# Start of SUPPLIED ENTRIES
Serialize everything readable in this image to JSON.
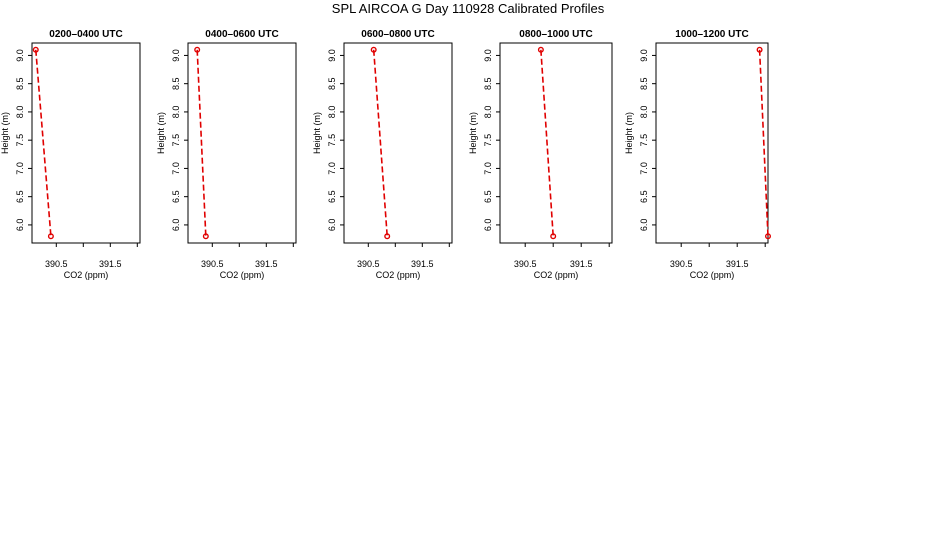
{
  "page": {
    "title": "SPL AIRCOA G  Day 110928  Calibrated Profiles"
  },
  "style": {
    "line_color": "#e00000",
    "marker_color": "#e00000",
    "axis_color": "#000000"
  },
  "chart_data": [
    {
      "type": "line",
      "title": "0200–0400 UTC",
      "xlabel": "CO2 (ppm)",
      "ylabel": "Height (m)",
      "xlim": [
        390.05,
        392.05
      ],
      "ylim": [
        5.68,
        9.22
      ],
      "xticks": [
        390.5,
        391.0,
        391.5,
        392.0
      ],
      "xtick_labels": [
        "390.5",
        "",
        "391.5",
        ""
      ],
      "yticks": [
        6.0,
        6.5,
        7.0,
        7.5,
        8.0,
        8.5,
        9.0
      ],
      "ytick_labels": [
        "6.0",
        "6.5",
        "7.0",
        "7.5",
        "8.0",
        "8.5",
        "9.0"
      ],
      "grid": false,
      "series": [
        {
          "x": [
            390.12,
            390.4
          ],
          "y": [
            9.1,
            5.8
          ]
        }
      ]
    },
    {
      "type": "line",
      "title": "0400–0600 UTC",
      "xlabel": "CO2 (ppm)",
      "ylabel": "Height (m)",
      "xlim": [
        390.05,
        392.05
      ],
      "ylim": [
        5.68,
        9.22
      ],
      "xticks": [
        390.5,
        391.0,
        391.5,
        392.0
      ],
      "xtick_labels": [
        "390.5",
        "",
        "391.5",
        ""
      ],
      "yticks": [
        6.0,
        6.5,
        7.0,
        7.5,
        8.0,
        8.5,
        9.0
      ],
      "ytick_labels": [
        "6.0",
        "6.5",
        "7.0",
        "7.5",
        "8.0",
        "8.5",
        "9.0"
      ],
      "grid": false,
      "series": [
        {
          "x": [
            390.22,
            390.38
          ],
          "y": [
            9.1,
            5.8
          ]
        }
      ]
    },
    {
      "type": "line",
      "title": "0600–0800 UTC",
      "xlabel": "CO2 (ppm)",
      "ylabel": "Height (m)",
      "xlim": [
        390.05,
        392.05
      ],
      "ylim": [
        5.68,
        9.22
      ],
      "xticks": [
        390.5,
        391.0,
        391.5,
        392.0
      ],
      "xtick_labels": [
        "390.5",
        "",
        "391.5",
        ""
      ],
      "yticks": [
        6.0,
        6.5,
        7.0,
        7.5,
        8.0,
        8.5,
        9.0
      ],
      "ytick_labels": [
        "6.0",
        "6.5",
        "7.0",
        "7.5",
        "8.0",
        "8.5",
        "9.0"
      ],
      "grid": false,
      "series": [
        {
          "x": [
            390.6,
            390.85
          ],
          "y": [
            9.1,
            5.8
          ]
        }
      ]
    },
    {
      "type": "line",
      "title": "0800–1000 UTC",
      "xlabel": "CO2 (ppm)",
      "ylabel": "Height (m)",
      "xlim": [
        390.05,
        392.05
      ],
      "ylim": [
        5.68,
        9.22
      ],
      "xticks": [
        390.5,
        391.0,
        391.5,
        392.0
      ],
      "xtick_labels": [
        "390.5",
        "",
        "391.5",
        ""
      ],
      "yticks": [
        6.0,
        6.5,
        7.0,
        7.5,
        8.0,
        8.5,
        9.0
      ],
      "ytick_labels": [
        "6.0",
        "6.5",
        "7.0",
        "7.5",
        "8.0",
        "8.5",
        "9.0"
      ],
      "grid": false,
      "series": [
        {
          "x": [
            390.78,
            391.0
          ],
          "y": [
            9.1,
            5.8
          ]
        }
      ]
    },
    {
      "type": "line",
      "title": "1000–1200 UTC",
      "xlabel": "CO2 (ppm)",
      "ylabel": "Height (m)",
      "xlim": [
        390.05,
        392.05
      ],
      "ylim": [
        5.68,
        9.22
      ],
      "xticks": [
        390.5,
        391.0,
        391.5,
        392.0
      ],
      "xtick_labels": [
        "390.5",
        "",
        "391.5",
        ""
      ],
      "yticks": [
        6.0,
        6.5,
        7.0,
        7.5,
        8.0,
        8.5,
        9.0
      ],
      "ytick_labels": [
        "6.0",
        "6.5",
        "7.0",
        "7.5",
        "8.0",
        "8.5",
        "9.0"
      ],
      "grid": false,
      "series": [
        {
          "x": [
            391.9,
            392.05
          ],
          "y": [
            9.1,
            5.8
          ]
        }
      ]
    }
  ]
}
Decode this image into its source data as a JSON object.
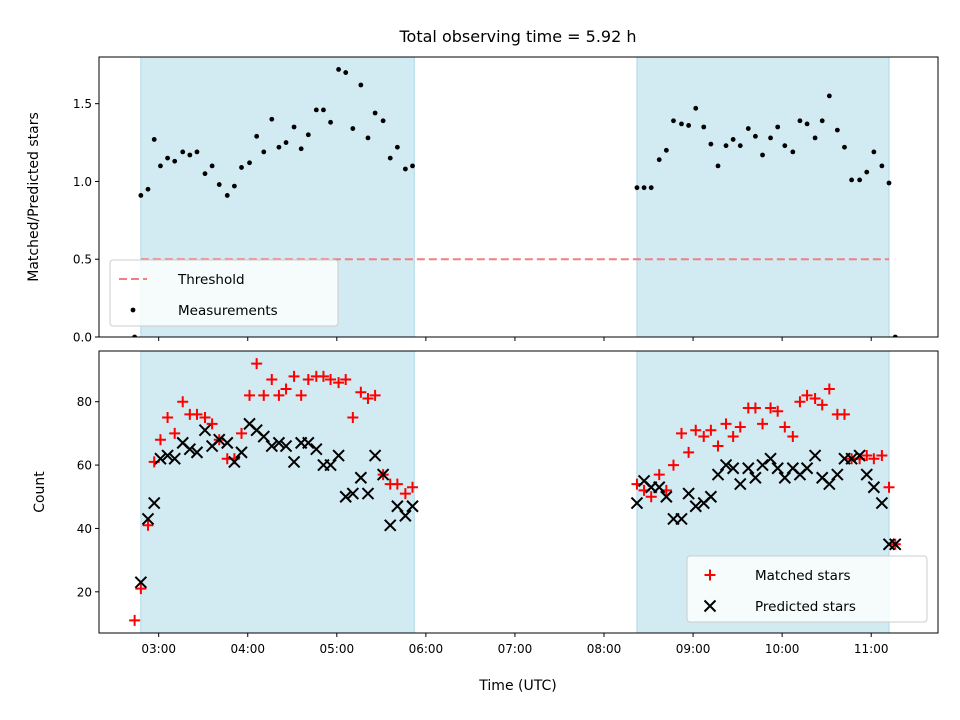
# End of SUPPLIED ENTRIES
* **STATED GOAL**
Show every line in the entries where the string "this" occurs.

* **OUTPUT BELOW**
Serialize everything readable in this image to JSON.
Decode this image into its source data as a JSON object.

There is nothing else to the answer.